>>>

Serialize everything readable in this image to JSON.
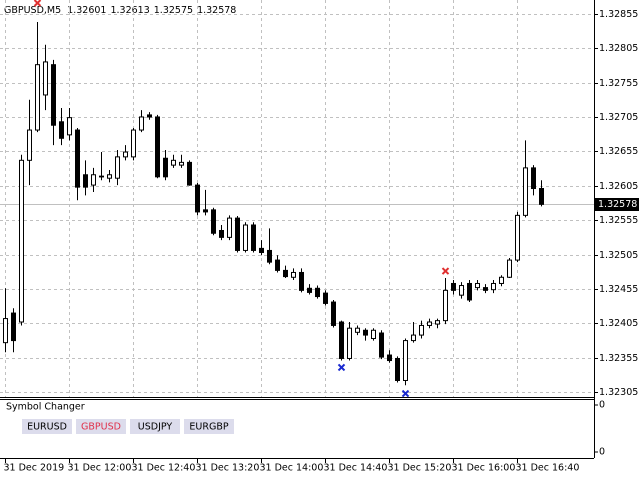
{
  "chart_data": {
    "type": "candlestick",
    "title": "GBPUSD,M5",
    "categories": [
      "31 Dec 2019",
      null,
      null,
      null,
      null,
      null,
      null,
      null,
      "31 Dec 12:00",
      null,
      null,
      null,
      null,
      null,
      null,
      null,
      "31 Dec 12:40",
      null,
      null,
      null,
      null,
      null,
      null,
      null,
      "31 Dec 13:20",
      null,
      null,
      null,
      null,
      null,
      null,
      null,
      "31 Dec 14:00",
      null,
      null,
      null,
      null,
      null,
      null,
      null,
      "31 Dec 14:40",
      null,
      null,
      null,
      null,
      null,
      null,
      null,
      "31 Dec 15:20",
      null,
      null,
      null,
      null,
      null,
      null,
      null,
      "31 Dec 16:00",
      null,
      null,
      null,
      null,
      null,
      null,
      null,
      "31 Dec 16:40",
      null,
      null,
      null
    ],
    "open": [
      1.32377,
      1.3242,
      1.32407,
      1.32642,
      1.32686,
      1.32737,
      1.32781,
      1.32698,
      1.32679,
      1.32686,
      1.32621,
      1.32606,
      1.32618,
      1.32616,
      1.32616,
      1.32647,
      1.32647,
      1.32686,
      1.32708,
      1.32705,
      1.32645,
      1.32635,
      1.32635,
      1.32639,
      1.32606,
      1.3257,
      1.3257,
      1.3254,
      1.3253,
      1.32558,
      1.32511,
      1.32548,
      1.32514,
      1.32511,
      1.32497,
      1.32482,
      1.32472,
      1.32479,
      1.32456,
      1.32456,
      1.32449,
      1.32436,
      1.32407,
      1.32354,
      1.32392,
      1.32395,
      1.32383,
      1.32391,
      1.32359,
      1.32354,
      1.32322,
      1.3238,
      1.32388,
      1.32402,
      1.32404,
      1.32409,
      1.32463,
      1.32446,
      1.32463,
      1.32457,
      1.32457,
      1.32454,
      1.32463,
      1.32472,
      1.32497,
      1.32562,
      1.32631,
      1.32601
    ],
    "high": [
      1.32456,
      1.32427,
      1.3265,
      1.3273,
      1.32843,
      1.3281,
      1.32788,
      1.32718,
      1.32718,
      1.32689,
      1.32642,
      1.32631,
      1.32654,
      1.32628,
      1.32657,
      1.32664,
      1.32689,
      1.32715,
      1.32712,
      1.32708,
      1.32657,
      1.3265,
      1.3265,
      1.32642,
      1.32609,
      1.32599,
      1.32573,
      1.32548,
      1.32562,
      1.32561,
      1.32552,
      1.32552,
      1.32526,
      1.32543,
      1.32504,
      1.32489,
      1.32485,
      1.32485,
      1.32462,
      1.3246,
      1.32453,
      1.32439,
      1.32409,
      1.32407,
      1.32402,
      1.32398,
      1.32398,
      1.32395,
      1.32366,
      1.32357,
      1.32383,
      1.32407,
      1.32409,
      1.32412,
      1.32412,
      1.32471,
      1.32468,
      1.32465,
      1.32468,
      1.32468,
      1.32462,
      1.32468,
      1.32475,
      1.325,
      1.32567,
      1.32671,
      1.32635,
      1.32613
    ],
    "low": [
      1.32363,
      1.32363,
      1.32402,
      1.32606,
      1.32683,
      1.32715,
      1.32664,
      1.32664,
      1.32671,
      1.32584,
      1.32591,
      1.32596,
      1.32613,
      1.3261,
      1.32606,
      1.32642,
      1.32642,
      1.32683,
      1.32701,
      1.32616,
      1.32613,
      1.32631,
      1.32631,
      1.32605,
      1.32562,
      1.32562,
      1.32533,
      1.32526,
      1.32526,
      1.32508,
      1.32508,
      1.32508,
      1.32504,
      1.32491,
      1.32479,
      1.32471,
      1.32468,
      1.3245,
      1.32447,
      1.32441,
      1.32431,
      1.32399,
      1.32351,
      1.32351,
      1.32388,
      1.3238,
      1.3238,
      1.32353,
      1.32348,
      1.32319,
      1.32315,
      1.32377,
      1.32383,
      1.32398,
      1.32398,
      1.32404,
      1.32447,
      1.32441,
      1.32436,
      1.32453,
      1.32449,
      1.32449,
      1.32459,
      1.32471,
      1.32494,
      1.32559,
      1.32591,
      1.32575
    ],
    "close": [
      1.32412,
      1.3238,
      1.32642,
      1.32686,
      1.32781,
      1.32785,
      1.32693,
      1.32674,
      1.32704,
      1.32603,
      1.32603,
      1.32621,
      1.32619,
      1.32621,
      1.32647,
      1.32654,
      1.32686,
      1.32705,
      1.32705,
      1.32618,
      1.32618,
      1.32642,
      1.32639,
      1.32606,
      1.32567,
      1.32567,
      1.32536,
      1.3253,
      1.32558,
      1.32511,
      1.32548,
      1.32511,
      1.32508,
      1.32494,
      1.32482,
      1.32473,
      1.32479,
      1.32453,
      1.3245,
      1.32444,
      1.32434,
      1.32402,
      1.32354,
      1.32398,
      1.32398,
      1.32388,
      1.32395,
      1.32356,
      1.32351,
      1.32322,
      1.3238,
      1.32388,
      1.32402,
      1.32407,
      1.32409,
      1.32453,
      1.32453,
      1.3246,
      1.32439,
      1.32463,
      1.32453,
      1.32463,
      1.32472,
      1.32497,
      1.32562,
      1.32631,
      1.32601,
      1.32578
    ],
    "sell_arrows": [
      null,
      null,
      null,
      null,
      1.32871,
      null,
      null,
      null,
      null,
      null,
      null,
      null,
      null,
      null,
      null,
      null,
      null,
      null,
      null,
      null,
      null,
      null,
      null,
      null,
      null,
      null,
      null,
      null,
      null,
      null,
      null,
      null,
      null,
      null,
      null,
      null,
      null,
      null,
      null,
      null,
      null,
      null,
      null,
      null,
      null,
      null,
      null,
      null,
      null,
      null,
      null,
      null,
      null,
      null,
      null,
      1.32481,
      null,
      null,
      null,
      null,
      null,
      null,
      null,
      null,
      null,
      null,
      null,
      null
    ],
    "buy_arrows": [
      null,
      null,
      null,
      null,
      null,
      null,
      null,
      null,
      null,
      null,
      null,
      null,
      null,
      null,
      null,
      null,
      null,
      null,
      null,
      null,
      null,
      null,
      null,
      null,
      null,
      null,
      null,
      null,
      null,
      null,
      null,
      null,
      null,
      null,
      null,
      null,
      null,
      null,
      null,
      null,
      null,
      null,
      1.32341,
      null,
      null,
      null,
      null,
      null,
      null,
      null,
      1.32303,
      null,
      null,
      null,
      null,
      null,
      null,
      null,
      null,
      null,
      null,
      null,
      null,
      null,
      null,
      null,
      null,
      null
    ],
    "sell_color": "#e03030",
    "buy_color": "#1a2ad0",
    "bull_color": "#ffffff",
    "bear_color": "#000000",
    "ylim": [
      1.32298,
      1.32875
    ],
    "yticks": [
      1.32855,
      1.32805,
      1.32755,
      1.32705,
      1.32655,
      1.32605,
      1.32555,
      1.32505,
      1.32455,
      1.32405,
      1.32355,
      1.32305
    ],
    "grid": true,
    "subwindow": {
      "title": "Symbol Changer",
      "buttons": [
        {
          "label": "EURUSD",
          "color": "#000000"
        },
        {
          "label": "GBPUSD",
          "color": "#e0304a"
        },
        {
          "label": "USDJPY",
          "color": "#000000"
        },
        {
          "label": "EURGBP",
          "color": "#000000"
        }
      ],
      "yticks": [
        0,
        0
      ]
    }
  }
}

<<<

#### [EXERCISE REQUIREMENTS]
Gather each line of the listing that holds the string "label".

#### [EXERCISE RESPONSE]
          "label": "EURUSD",
          "label": "GBPUSD",
          "label": "USDJPY",
          "label": "EURGBP",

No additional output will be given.